▶ **SUPPLIED DATA**:
########################################
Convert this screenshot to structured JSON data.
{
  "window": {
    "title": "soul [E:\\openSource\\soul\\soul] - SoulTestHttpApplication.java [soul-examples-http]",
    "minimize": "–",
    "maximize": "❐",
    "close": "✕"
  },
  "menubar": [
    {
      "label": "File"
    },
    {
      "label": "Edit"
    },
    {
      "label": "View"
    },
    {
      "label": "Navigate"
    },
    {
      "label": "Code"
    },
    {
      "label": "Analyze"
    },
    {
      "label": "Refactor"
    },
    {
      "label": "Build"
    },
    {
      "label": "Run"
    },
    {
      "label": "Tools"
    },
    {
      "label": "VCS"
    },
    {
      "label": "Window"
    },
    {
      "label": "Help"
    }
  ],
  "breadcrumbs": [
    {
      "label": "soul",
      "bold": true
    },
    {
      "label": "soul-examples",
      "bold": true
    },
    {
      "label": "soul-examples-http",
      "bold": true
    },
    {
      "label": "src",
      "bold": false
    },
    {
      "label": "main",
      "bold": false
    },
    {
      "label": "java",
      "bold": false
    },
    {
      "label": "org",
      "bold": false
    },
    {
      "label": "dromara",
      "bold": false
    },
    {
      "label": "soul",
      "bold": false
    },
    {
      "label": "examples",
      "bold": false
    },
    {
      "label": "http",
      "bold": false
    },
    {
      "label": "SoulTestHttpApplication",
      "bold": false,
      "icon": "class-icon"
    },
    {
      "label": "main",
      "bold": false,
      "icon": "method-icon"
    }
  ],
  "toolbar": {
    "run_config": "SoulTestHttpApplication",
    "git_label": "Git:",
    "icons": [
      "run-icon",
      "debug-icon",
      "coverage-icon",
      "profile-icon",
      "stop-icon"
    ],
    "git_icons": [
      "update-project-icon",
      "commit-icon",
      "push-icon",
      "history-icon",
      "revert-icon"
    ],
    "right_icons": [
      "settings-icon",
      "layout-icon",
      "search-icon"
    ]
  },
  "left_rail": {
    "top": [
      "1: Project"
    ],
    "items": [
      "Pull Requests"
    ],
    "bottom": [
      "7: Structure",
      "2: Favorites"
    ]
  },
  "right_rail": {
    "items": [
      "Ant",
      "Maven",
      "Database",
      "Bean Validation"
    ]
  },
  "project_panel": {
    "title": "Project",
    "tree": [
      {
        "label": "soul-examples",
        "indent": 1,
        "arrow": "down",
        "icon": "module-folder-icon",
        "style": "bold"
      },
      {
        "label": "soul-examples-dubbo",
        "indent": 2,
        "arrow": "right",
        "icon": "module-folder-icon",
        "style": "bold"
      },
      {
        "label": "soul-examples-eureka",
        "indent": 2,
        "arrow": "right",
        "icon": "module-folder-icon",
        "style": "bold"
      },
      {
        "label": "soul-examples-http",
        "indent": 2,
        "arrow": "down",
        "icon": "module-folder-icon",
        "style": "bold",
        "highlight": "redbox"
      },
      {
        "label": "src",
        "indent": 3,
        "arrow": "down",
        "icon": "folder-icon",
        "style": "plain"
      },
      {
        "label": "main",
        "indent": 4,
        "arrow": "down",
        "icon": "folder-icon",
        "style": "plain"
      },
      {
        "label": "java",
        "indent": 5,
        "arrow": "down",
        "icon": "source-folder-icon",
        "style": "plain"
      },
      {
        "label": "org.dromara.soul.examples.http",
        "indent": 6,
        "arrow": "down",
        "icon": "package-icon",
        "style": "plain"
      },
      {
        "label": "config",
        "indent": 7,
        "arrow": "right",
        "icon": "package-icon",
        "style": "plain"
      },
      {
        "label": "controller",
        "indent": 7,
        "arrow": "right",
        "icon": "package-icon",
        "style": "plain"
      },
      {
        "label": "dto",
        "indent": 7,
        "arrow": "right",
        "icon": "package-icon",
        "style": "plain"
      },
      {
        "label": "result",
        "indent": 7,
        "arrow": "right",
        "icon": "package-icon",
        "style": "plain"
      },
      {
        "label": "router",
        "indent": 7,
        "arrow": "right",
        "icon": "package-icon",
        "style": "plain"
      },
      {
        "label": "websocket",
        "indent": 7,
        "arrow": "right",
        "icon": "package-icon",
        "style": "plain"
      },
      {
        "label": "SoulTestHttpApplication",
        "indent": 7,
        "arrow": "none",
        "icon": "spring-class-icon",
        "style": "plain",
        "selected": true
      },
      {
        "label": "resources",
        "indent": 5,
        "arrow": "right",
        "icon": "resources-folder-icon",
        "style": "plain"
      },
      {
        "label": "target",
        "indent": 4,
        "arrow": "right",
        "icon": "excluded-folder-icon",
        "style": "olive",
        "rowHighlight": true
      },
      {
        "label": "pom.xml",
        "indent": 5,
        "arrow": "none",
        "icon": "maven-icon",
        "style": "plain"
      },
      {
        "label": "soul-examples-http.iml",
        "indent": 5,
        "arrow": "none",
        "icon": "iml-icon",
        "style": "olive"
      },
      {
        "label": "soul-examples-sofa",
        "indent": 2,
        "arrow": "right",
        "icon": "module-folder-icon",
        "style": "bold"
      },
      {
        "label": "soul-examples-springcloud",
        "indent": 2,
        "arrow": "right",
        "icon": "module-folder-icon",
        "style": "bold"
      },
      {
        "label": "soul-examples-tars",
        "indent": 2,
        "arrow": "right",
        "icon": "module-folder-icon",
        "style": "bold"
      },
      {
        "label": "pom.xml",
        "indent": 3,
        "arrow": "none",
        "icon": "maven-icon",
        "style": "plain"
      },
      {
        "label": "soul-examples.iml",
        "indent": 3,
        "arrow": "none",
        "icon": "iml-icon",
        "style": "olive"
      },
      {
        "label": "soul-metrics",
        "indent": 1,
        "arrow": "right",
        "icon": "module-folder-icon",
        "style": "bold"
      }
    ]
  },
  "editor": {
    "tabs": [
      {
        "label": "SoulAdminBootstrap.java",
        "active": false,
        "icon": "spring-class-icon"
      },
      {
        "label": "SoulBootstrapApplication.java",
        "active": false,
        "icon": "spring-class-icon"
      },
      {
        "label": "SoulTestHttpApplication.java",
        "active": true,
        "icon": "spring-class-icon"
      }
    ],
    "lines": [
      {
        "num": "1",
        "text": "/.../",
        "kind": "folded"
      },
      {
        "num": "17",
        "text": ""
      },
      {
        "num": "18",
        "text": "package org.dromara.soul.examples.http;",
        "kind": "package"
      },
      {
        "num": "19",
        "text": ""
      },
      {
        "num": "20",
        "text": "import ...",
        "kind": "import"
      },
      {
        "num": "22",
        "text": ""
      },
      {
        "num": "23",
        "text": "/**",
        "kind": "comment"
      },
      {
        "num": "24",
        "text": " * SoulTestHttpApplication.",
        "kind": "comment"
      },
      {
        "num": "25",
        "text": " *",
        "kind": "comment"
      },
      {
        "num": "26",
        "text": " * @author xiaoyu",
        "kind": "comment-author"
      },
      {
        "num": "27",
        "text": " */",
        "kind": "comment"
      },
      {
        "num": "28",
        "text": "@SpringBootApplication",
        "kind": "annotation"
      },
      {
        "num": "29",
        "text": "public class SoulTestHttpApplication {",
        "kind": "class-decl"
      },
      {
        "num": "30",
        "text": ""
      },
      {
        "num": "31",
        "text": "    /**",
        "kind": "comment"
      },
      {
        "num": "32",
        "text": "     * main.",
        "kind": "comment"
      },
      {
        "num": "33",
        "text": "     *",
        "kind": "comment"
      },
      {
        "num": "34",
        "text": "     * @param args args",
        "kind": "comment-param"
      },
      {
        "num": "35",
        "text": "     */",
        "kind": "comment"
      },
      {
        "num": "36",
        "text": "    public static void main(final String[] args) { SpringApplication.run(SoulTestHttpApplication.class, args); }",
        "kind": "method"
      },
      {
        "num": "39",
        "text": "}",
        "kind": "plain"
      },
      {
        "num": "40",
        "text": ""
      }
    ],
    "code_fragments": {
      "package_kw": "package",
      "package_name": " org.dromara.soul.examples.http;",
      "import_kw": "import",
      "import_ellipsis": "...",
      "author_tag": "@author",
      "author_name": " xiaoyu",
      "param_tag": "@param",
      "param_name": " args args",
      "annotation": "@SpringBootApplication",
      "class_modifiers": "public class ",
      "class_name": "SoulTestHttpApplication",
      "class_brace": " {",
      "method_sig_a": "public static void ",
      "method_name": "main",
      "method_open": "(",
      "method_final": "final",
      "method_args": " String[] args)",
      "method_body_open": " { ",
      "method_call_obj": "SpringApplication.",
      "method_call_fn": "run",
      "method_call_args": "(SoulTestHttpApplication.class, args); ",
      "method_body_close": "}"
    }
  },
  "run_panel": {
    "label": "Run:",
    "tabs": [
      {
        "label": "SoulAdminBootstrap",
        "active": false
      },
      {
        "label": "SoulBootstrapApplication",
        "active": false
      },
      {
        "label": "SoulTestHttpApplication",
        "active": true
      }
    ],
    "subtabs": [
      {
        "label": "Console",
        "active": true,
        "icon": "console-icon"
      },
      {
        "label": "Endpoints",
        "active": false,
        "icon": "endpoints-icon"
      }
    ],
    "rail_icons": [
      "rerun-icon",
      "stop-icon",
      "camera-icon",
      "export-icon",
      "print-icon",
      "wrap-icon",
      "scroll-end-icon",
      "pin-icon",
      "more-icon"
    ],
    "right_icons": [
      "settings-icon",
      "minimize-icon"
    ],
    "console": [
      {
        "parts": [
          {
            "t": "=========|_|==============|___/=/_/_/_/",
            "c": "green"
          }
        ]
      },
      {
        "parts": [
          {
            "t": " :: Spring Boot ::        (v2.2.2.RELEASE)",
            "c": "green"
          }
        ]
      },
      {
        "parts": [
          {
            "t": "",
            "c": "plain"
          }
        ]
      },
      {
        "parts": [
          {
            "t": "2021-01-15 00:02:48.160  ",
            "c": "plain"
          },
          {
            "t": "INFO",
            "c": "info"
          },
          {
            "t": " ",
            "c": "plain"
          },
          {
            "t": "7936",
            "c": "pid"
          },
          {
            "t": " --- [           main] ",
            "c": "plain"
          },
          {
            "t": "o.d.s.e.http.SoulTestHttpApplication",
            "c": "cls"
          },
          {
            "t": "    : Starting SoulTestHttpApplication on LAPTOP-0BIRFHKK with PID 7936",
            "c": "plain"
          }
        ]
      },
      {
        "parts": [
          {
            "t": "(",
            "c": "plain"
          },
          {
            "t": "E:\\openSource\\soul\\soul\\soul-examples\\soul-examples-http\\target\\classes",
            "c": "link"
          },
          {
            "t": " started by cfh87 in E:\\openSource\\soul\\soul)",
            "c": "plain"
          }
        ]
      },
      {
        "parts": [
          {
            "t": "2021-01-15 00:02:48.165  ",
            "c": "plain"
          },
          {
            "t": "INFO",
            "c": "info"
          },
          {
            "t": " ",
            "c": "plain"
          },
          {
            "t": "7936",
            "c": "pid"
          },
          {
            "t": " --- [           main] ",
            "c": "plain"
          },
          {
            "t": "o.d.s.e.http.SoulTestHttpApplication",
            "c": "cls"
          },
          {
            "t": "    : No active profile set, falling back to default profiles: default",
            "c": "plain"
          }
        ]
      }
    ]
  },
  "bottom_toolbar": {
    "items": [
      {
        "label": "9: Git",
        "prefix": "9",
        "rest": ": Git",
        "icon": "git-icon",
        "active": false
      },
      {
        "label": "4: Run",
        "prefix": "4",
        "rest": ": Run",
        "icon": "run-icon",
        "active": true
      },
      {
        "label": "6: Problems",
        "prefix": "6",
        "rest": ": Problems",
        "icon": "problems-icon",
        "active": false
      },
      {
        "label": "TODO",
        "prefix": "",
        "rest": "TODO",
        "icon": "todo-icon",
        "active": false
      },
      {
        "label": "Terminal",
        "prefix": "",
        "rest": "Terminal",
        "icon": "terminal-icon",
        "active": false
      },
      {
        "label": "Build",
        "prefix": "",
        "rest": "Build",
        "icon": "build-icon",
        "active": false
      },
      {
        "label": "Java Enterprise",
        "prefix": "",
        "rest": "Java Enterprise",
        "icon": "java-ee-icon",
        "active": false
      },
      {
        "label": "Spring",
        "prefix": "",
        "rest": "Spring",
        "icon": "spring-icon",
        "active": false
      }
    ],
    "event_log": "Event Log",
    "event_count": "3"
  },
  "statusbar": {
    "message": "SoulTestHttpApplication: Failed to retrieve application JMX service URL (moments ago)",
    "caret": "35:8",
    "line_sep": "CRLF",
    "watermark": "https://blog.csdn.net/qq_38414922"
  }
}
########################################
▶ **YOUR OBJECTIVE**:
Using the material above, report each line where "public" occurs.

▶ **FULL RESPONSE**:
        "text": "public class SoulTestHttpApplication {",
        "text": "    public static void main(final String[] args) { SpringApplication.run(SoulTestHttpApplication.class, args); }",
      "class_modifiers": "public class ",
      "method_sig_a": "public static void ",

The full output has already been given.